Every record should be repeated exactly, except that pictures are left out.

Start of EXERCISE INPUT

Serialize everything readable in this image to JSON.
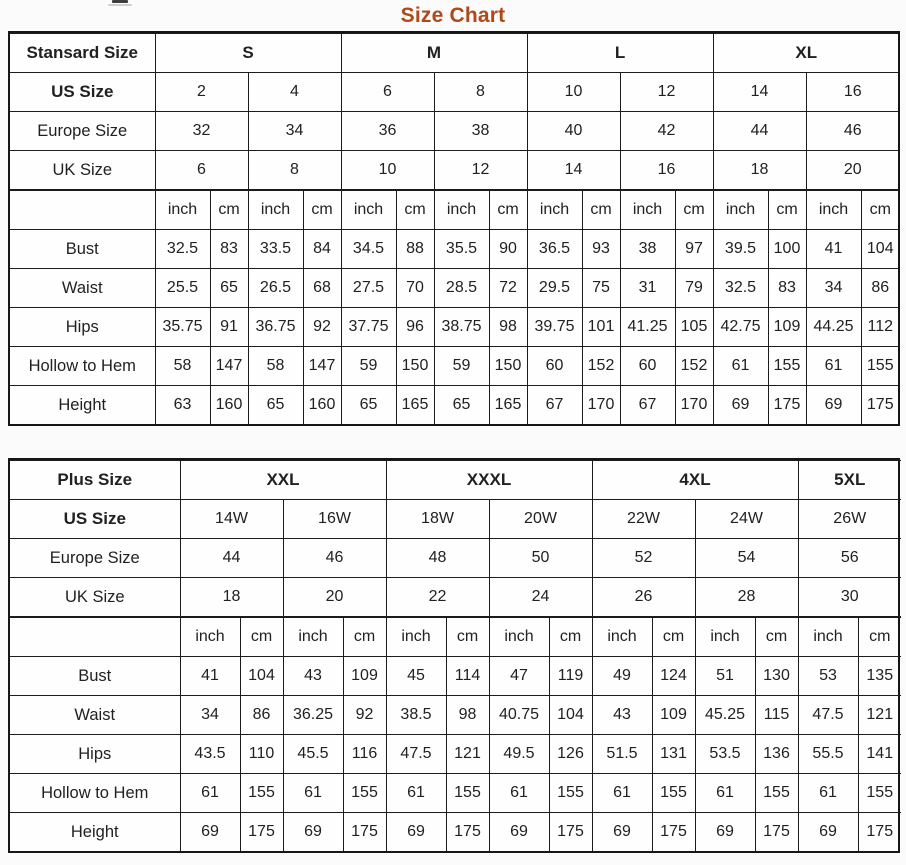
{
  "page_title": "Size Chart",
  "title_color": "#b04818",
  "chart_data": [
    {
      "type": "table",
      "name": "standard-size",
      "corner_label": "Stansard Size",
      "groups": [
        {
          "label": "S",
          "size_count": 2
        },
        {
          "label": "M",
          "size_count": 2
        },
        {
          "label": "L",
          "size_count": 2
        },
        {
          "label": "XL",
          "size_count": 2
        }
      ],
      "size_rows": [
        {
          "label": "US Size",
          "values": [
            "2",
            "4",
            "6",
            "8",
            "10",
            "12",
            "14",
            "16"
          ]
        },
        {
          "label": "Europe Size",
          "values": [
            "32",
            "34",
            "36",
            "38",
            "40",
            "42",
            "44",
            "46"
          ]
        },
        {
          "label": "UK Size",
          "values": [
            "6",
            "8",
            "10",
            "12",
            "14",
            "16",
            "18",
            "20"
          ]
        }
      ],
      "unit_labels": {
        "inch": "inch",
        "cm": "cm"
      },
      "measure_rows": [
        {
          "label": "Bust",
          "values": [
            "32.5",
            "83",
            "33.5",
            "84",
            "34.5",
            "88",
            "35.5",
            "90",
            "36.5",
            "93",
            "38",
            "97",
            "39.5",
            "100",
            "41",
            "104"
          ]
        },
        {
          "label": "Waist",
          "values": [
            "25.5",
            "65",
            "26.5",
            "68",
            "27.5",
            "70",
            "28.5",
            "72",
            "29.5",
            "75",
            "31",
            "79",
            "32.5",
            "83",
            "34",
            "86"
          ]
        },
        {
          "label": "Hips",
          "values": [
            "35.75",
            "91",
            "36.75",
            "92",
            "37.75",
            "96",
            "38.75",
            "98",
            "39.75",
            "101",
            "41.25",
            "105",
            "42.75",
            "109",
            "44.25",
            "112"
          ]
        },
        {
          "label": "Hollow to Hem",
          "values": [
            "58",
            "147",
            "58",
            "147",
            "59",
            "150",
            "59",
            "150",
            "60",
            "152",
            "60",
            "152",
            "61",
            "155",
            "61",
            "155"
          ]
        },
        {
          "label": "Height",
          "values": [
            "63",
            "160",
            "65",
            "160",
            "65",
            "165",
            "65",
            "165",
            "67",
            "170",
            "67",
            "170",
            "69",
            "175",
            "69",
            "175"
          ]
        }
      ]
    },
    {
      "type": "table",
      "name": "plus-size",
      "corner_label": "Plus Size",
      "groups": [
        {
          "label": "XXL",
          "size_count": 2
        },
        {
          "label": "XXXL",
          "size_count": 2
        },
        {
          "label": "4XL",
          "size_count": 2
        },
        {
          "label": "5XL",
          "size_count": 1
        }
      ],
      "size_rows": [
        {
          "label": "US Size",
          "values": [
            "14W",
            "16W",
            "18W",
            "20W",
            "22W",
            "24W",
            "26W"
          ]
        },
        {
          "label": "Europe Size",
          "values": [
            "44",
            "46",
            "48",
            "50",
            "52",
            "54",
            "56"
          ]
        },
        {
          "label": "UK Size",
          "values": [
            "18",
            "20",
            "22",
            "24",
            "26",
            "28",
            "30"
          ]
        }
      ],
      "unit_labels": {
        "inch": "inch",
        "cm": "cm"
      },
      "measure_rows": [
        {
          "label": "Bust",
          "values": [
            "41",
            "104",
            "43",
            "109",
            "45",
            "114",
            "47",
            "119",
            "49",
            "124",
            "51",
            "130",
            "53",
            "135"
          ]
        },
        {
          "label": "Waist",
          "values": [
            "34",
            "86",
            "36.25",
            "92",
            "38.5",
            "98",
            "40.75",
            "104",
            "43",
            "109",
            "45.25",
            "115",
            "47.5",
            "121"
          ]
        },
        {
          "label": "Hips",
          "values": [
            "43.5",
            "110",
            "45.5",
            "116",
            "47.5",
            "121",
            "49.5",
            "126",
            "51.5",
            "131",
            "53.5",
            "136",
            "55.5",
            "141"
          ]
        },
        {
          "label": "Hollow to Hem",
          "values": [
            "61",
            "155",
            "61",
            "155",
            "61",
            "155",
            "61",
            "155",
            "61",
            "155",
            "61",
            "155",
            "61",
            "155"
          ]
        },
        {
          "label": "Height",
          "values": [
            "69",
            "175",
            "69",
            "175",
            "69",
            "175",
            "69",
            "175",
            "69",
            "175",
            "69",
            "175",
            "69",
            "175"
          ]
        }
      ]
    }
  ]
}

End of EXERCISE INPUT

RESPONSE BELOW
Serialize everything readable in this image to JSON.
{
  "page_title": "Size Chart",
  "title_color": "#b04818",
  "chart_data": [
    {
      "type": "table",
      "name": "standard-size",
      "corner_label": "Stansard Size",
      "groups": [
        {
          "label": "S",
          "size_count": 2
        },
        {
          "label": "M",
          "size_count": 2
        },
        {
          "label": "L",
          "size_count": 2
        },
        {
          "label": "XL",
          "size_count": 2
        }
      ],
      "size_rows": [
        {
          "label": "US Size",
          "values": [
            "2",
            "4",
            "6",
            "8",
            "10",
            "12",
            "14",
            "16"
          ]
        },
        {
          "label": "Europe Size",
          "values": [
            "32",
            "34",
            "36",
            "38",
            "40",
            "42",
            "44",
            "46"
          ]
        },
        {
          "label": "UK Size",
          "values": [
            "6",
            "8",
            "10",
            "12",
            "14",
            "16",
            "18",
            "20"
          ]
        }
      ],
      "unit_labels": {
        "inch": "inch",
        "cm": "cm"
      },
      "measure_rows": [
        {
          "label": "Bust",
          "values": [
            "32.5",
            "83",
            "33.5",
            "84",
            "34.5",
            "88",
            "35.5",
            "90",
            "36.5",
            "93",
            "38",
            "97",
            "39.5",
            "100",
            "41",
            "104"
          ]
        },
        {
          "label": "Waist",
          "values": [
            "25.5",
            "65",
            "26.5",
            "68",
            "27.5",
            "70",
            "28.5",
            "72",
            "29.5",
            "75",
            "31",
            "79",
            "32.5",
            "83",
            "34",
            "86"
          ]
        },
        {
          "label": "Hips",
          "values": [
            "35.75",
            "91",
            "36.75",
            "92",
            "37.75",
            "96",
            "38.75",
            "98",
            "39.75",
            "101",
            "41.25",
            "105",
            "42.75",
            "109",
            "44.25",
            "112"
          ]
        },
        {
          "label": "Hollow to Hem",
          "values": [
            "58",
            "147",
            "58",
            "147",
            "59",
            "150",
            "59",
            "150",
            "60",
            "152",
            "60",
            "152",
            "61",
            "155",
            "61",
            "155"
          ]
        },
        {
          "label": "Height",
          "values": [
            "63",
            "160",
            "65",
            "160",
            "65",
            "165",
            "65",
            "165",
            "67",
            "170",
            "67",
            "170",
            "69",
            "175",
            "69",
            "175"
          ]
        }
      ]
    },
    {
      "type": "table",
      "name": "plus-size",
      "corner_label": "Plus Size",
      "groups": [
        {
          "label": "XXL",
          "size_count": 2
        },
        {
          "label": "XXXL",
          "size_count": 2
        },
        {
          "label": "4XL",
          "size_count": 2
        },
        {
          "label": "5XL",
          "size_count": 1
        }
      ],
      "size_rows": [
        {
          "label": "US Size",
          "values": [
            "14W",
            "16W",
            "18W",
            "20W",
            "22W",
            "24W",
            "26W"
          ]
        },
        {
          "label": "Europe Size",
          "values": [
            "44",
            "46",
            "48",
            "50",
            "52",
            "54",
            "56"
          ]
        },
        {
          "label": "UK Size",
          "values": [
            "18",
            "20",
            "22",
            "24",
            "26",
            "28",
            "30"
          ]
        }
      ],
      "unit_labels": {
        "inch": "inch",
        "cm": "cm"
      },
      "measure_rows": [
        {
          "label": "Bust",
          "values": [
            "41",
            "104",
            "43",
            "109",
            "45",
            "114",
            "47",
            "119",
            "49",
            "124",
            "51",
            "130",
            "53",
            "135"
          ]
        },
        {
          "label": "Waist",
          "values": [
            "34",
            "86",
            "36.25",
            "92",
            "38.5",
            "98",
            "40.75",
            "104",
            "43",
            "109",
            "45.25",
            "115",
            "47.5",
            "121"
          ]
        },
        {
          "label": "Hips",
          "values": [
            "43.5",
            "110",
            "45.5",
            "116",
            "47.5",
            "121",
            "49.5",
            "126",
            "51.5",
            "131",
            "53.5",
            "136",
            "55.5",
            "141"
          ]
        },
        {
          "label": "Hollow to Hem",
          "values": [
            "61",
            "155",
            "61",
            "155",
            "61",
            "155",
            "61",
            "155",
            "61",
            "155",
            "61",
            "155",
            "61",
            "155"
          ]
        },
        {
          "label": "Height",
          "values": [
            "69",
            "175",
            "69",
            "175",
            "69",
            "175",
            "69",
            "175",
            "69",
            "175",
            "69",
            "175",
            "69",
            "175"
          ]
        }
      ]
    }
  ]
}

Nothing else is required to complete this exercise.